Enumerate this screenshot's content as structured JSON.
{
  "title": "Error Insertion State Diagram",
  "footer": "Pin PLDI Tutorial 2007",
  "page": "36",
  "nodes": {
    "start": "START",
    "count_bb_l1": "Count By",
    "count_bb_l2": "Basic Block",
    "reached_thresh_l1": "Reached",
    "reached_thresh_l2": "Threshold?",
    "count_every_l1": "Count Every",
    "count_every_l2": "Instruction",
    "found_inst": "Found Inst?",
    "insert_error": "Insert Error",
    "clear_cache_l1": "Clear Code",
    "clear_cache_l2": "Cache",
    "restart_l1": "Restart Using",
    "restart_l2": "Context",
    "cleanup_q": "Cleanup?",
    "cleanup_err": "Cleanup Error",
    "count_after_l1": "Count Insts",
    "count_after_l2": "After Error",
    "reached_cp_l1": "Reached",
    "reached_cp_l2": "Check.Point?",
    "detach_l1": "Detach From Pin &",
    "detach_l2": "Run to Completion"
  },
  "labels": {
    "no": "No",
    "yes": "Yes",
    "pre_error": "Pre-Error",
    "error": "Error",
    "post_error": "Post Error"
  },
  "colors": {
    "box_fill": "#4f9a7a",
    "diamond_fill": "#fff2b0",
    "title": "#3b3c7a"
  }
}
= = = = =
Find every line that has "Error" in it, then return those lines.

  "title": "Error Insertion State Diagram",
    "insert_error": "Insert Error",
    "cleanup_err": "Cleanup Error",
    "count_after_l2": "After Error",
    "pre_error": "Pre-Error",
    "error": "Error",
    "post_error": "Post Error"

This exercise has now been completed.